=== What the task requires ===
Write out the listing exactly as it is given.

=== Data provided ===
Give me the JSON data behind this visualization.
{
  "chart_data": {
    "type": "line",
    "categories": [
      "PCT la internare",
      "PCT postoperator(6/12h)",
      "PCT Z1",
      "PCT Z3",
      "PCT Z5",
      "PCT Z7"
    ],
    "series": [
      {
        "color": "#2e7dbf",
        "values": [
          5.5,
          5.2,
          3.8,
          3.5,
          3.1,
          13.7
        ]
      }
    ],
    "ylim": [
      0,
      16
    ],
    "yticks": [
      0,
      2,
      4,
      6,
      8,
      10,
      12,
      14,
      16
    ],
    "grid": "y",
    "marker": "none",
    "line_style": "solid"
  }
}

=== Full output ===
Give me the JSON data behind this visualization.
{
  "chart_data": {
    "type": "line",
    "categories": [
      "PCT la internare",
      "PCT postoperator(6/12h)",
      "PCT Z1",
      "PCT Z3",
      "PCT Z5",
      "PCT Z7"
    ],
    "series": [
      {
        "color": "#2e7dbf",
        "values": [
          5.5,
          5.2,
          3.8,
          3.5,
          3.1,
          13.7
        ]
      }
    ],
    "ylim": [
      0,
      16
    ],
    "yticks": [
      0,
      2,
      4,
      6,
      8,
      10,
      12,
      14,
      16
    ],
    "grid": "y",
    "marker": "none",
    "line_style": "solid"
  }
}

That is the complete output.